» RECORDS FOR THIS TASK
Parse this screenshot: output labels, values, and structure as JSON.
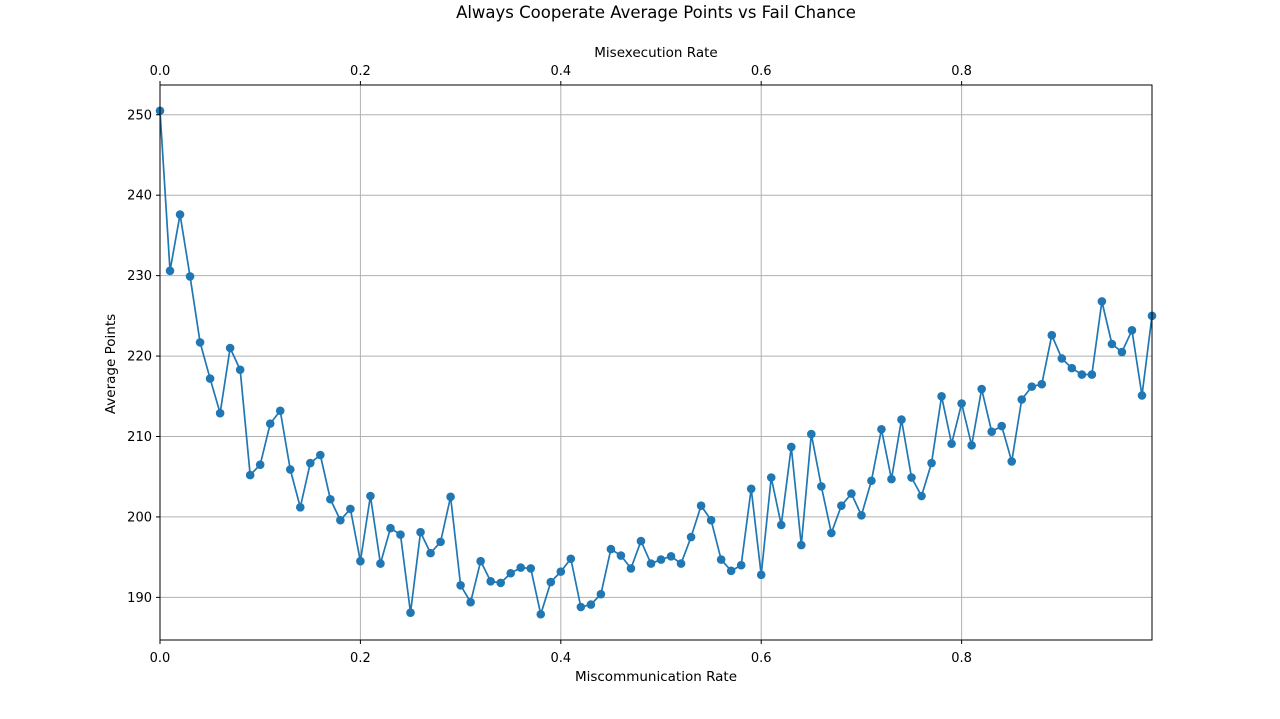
{
  "chart_data": {
    "type": "line",
    "title": "Always Cooperate Average Points vs Fail Chance",
    "xlabel": "Miscommunication Rate",
    "x2label": "Misexecution Rate",
    "ylabel": "Average Points",
    "xlim": [
      0,
      0.99
    ],
    "ylim": [
      184.7,
      253.7
    ],
    "grid": true,
    "color": "#1f77b4",
    "x_ticks": [
      0.0,
      0.2,
      0.4,
      0.6,
      0.8
    ],
    "x_tick_labels": [
      "0.0",
      "0.2",
      "0.4",
      "0.6",
      "0.8"
    ],
    "x2_ticks": [
      0.0,
      0.2,
      0.4,
      0.6,
      0.8
    ],
    "x2_tick_labels": [
      "0.0",
      "0.2",
      "0.4",
      "0.6",
      "0.8"
    ],
    "y_ticks": [
      190,
      200,
      210,
      220,
      230,
      240,
      250
    ],
    "y_tick_labels": [
      "190",
      "200",
      "210",
      "220",
      "230",
      "240",
      "250"
    ],
    "x": [
      0.0,
      0.01,
      0.02,
      0.03,
      0.04,
      0.05,
      0.06,
      0.07,
      0.08,
      0.09,
      0.1,
      0.11,
      0.12,
      0.13,
      0.14,
      0.15,
      0.16,
      0.17,
      0.18,
      0.19,
      0.2,
      0.21,
      0.22,
      0.23,
      0.24,
      0.25,
      0.26,
      0.27,
      0.28,
      0.29,
      0.3,
      0.31,
      0.32,
      0.33,
      0.34,
      0.35,
      0.36,
      0.37,
      0.38,
      0.39,
      0.4,
      0.41,
      0.42,
      0.43,
      0.44,
      0.45,
      0.46,
      0.47,
      0.48,
      0.49,
      0.5,
      0.51,
      0.52,
      0.53,
      0.54,
      0.55,
      0.56,
      0.57,
      0.58,
      0.59,
      0.6,
      0.61,
      0.62,
      0.63,
      0.64,
      0.65,
      0.66,
      0.67,
      0.68,
      0.69,
      0.7,
      0.71,
      0.72,
      0.73,
      0.74,
      0.75,
      0.76,
      0.77,
      0.78,
      0.79,
      0.8,
      0.81,
      0.82,
      0.83,
      0.84,
      0.85,
      0.86,
      0.87,
      0.88,
      0.89,
      0.9,
      0.91,
      0.92,
      0.93,
      0.94,
      0.95,
      0.96,
      0.97,
      0.98,
      0.99
    ],
    "y": [
      250.5,
      230.6,
      237.6,
      229.9,
      221.7,
      217.2,
      212.9,
      221.0,
      218.3,
      205.2,
      206.5,
      211.6,
      213.2,
      205.9,
      201.2,
      206.7,
      207.7,
      202.2,
      199.6,
      201.0,
      194.5,
      202.6,
      194.2,
      198.6,
      197.8,
      188.1,
      198.1,
      195.5,
      196.9,
      202.5,
      191.5,
      189.4,
      194.5,
      192.0,
      191.8,
      193.0,
      193.7,
      193.6,
      187.9,
      191.9,
      193.2,
      194.8,
      188.8,
      189.1,
      190.4,
      196.0,
      195.2,
      193.6,
      197.0,
      194.2,
      194.7,
      195.1,
      194.2,
      197.5,
      201.4,
      199.6,
      194.7,
      193.3,
      194.0,
      203.5,
      192.8,
      204.9,
      199.0,
      208.7,
      196.5,
      210.3,
      203.8,
      198.0,
      201.4,
      202.9,
      200.2,
      204.5,
      210.9,
      204.7,
      212.1,
      204.9,
      202.6,
      206.7,
      215.0,
      209.1,
      214.1,
      208.9,
      215.9,
      210.6,
      211.3,
      206.9,
      214.6,
      216.2,
      216.5,
      222.6,
      219.7,
      218.5,
      217.7,
      217.7,
      226.8,
      221.5,
      220.5,
      223.2,
      215.1,
      225.0
    ]
  }
}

» GIVEN INSTRUCTION
Across the entries, how many lines contain "Points"? Reply with the number only.

» SOLUTION BELOW
2